**TO DO:**
Identify each row below that contains the word "right", and copy every such row in full.

━━━━

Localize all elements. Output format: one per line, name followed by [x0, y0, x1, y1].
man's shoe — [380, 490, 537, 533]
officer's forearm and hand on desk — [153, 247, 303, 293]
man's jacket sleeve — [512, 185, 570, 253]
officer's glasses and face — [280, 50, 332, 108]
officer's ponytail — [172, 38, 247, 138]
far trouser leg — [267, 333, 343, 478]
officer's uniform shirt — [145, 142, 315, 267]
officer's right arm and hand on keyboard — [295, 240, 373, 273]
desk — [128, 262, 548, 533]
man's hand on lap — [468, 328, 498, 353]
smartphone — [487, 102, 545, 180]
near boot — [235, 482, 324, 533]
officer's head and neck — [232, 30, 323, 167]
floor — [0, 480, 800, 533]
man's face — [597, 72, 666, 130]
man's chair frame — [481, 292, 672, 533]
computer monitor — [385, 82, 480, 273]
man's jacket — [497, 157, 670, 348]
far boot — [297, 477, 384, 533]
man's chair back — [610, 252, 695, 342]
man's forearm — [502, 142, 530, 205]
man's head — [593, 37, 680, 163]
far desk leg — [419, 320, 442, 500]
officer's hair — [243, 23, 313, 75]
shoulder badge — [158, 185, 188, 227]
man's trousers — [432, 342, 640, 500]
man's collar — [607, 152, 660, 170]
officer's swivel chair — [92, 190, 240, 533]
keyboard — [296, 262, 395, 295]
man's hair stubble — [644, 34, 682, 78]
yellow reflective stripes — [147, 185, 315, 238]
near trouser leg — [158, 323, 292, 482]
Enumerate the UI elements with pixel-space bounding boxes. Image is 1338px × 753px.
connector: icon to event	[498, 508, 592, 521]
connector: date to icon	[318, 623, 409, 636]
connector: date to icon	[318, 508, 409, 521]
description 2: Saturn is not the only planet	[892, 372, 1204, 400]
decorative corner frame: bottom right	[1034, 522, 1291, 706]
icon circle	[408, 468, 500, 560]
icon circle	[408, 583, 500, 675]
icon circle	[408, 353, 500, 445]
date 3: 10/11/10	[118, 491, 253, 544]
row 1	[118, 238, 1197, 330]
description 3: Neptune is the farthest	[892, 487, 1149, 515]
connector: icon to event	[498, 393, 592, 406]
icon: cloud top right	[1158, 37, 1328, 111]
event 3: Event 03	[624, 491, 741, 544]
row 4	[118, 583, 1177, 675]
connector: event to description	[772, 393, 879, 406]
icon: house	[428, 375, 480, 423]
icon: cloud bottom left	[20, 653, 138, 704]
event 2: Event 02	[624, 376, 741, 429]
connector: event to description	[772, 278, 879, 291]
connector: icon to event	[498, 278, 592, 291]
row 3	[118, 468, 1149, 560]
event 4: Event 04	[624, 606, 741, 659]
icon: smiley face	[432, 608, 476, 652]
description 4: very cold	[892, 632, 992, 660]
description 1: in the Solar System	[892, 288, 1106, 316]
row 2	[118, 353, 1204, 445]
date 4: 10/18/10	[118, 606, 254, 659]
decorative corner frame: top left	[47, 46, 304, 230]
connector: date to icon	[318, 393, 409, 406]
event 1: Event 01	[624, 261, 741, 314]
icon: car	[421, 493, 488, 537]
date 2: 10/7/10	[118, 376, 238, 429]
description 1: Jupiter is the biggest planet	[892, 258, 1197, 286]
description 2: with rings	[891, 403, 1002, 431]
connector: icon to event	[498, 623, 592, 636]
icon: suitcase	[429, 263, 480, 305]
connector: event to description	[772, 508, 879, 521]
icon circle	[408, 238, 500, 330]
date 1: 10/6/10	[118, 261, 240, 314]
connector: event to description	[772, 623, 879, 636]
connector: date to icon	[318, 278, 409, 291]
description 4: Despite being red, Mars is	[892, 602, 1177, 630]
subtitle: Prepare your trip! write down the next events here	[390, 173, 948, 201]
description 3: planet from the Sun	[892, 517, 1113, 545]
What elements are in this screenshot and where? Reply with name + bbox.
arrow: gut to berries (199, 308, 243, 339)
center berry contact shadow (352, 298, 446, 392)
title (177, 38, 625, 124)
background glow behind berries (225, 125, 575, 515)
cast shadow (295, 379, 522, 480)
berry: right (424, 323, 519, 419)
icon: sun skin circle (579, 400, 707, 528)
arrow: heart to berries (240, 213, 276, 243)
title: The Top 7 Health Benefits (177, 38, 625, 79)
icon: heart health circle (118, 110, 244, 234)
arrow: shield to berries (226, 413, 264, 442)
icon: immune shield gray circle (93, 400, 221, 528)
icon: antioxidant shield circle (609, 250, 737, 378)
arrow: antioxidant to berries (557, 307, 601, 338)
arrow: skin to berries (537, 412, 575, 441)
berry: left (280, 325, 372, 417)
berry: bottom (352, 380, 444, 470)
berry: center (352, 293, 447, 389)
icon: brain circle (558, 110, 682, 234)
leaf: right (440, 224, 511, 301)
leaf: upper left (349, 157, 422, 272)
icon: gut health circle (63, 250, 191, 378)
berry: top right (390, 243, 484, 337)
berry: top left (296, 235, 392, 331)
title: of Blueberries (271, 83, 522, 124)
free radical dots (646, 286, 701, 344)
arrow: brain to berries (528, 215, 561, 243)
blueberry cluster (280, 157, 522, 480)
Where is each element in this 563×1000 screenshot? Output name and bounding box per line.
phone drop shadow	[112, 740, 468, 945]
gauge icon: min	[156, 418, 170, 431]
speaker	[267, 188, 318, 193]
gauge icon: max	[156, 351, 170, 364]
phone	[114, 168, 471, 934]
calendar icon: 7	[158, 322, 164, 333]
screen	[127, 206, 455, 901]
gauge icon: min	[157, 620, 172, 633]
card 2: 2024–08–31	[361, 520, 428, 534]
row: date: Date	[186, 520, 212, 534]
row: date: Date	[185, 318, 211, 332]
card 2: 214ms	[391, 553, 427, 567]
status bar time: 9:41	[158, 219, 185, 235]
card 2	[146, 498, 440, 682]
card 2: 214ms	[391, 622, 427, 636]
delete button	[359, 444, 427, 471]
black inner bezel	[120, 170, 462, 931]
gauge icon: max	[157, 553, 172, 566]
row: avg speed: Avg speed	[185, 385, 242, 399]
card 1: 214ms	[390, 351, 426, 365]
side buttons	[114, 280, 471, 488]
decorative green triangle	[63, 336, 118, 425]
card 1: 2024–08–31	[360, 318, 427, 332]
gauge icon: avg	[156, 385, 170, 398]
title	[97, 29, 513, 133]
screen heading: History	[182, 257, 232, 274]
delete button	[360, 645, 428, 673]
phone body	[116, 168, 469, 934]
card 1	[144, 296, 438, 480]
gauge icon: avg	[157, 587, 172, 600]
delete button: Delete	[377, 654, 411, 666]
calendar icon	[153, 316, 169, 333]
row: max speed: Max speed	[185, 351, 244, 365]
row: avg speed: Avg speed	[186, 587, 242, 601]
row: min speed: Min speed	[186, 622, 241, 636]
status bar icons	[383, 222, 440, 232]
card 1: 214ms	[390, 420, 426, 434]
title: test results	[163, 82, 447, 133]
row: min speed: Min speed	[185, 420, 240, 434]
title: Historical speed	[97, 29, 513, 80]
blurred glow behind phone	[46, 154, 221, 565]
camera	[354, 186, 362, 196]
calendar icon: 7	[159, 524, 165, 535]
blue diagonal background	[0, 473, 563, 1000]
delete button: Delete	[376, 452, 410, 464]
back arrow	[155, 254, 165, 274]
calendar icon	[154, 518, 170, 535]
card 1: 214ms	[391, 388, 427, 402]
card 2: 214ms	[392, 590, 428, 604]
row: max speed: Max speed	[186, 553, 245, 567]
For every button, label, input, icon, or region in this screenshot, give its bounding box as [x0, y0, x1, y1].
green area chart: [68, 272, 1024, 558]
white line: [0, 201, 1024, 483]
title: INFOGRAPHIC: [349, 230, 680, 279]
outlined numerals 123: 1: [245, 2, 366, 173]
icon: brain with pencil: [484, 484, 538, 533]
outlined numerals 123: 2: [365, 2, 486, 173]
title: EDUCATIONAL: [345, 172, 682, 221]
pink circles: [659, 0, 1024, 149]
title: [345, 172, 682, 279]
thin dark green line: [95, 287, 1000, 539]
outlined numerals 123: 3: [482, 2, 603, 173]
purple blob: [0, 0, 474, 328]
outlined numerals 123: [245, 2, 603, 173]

━━━━

**RESULT FOR THIS TASK:**
officer's right arm and hand on keyboard — [295, 240, 373, 273]
decorative corner frame: bottom right	[1034, 522, 1291, 706]
icon: cloud top right	[1158, 37, 1328, 111]
berry: right (424, 323, 519, 419)
leaf: right (440, 224, 511, 301)
berry: top right (390, 243, 484, 337)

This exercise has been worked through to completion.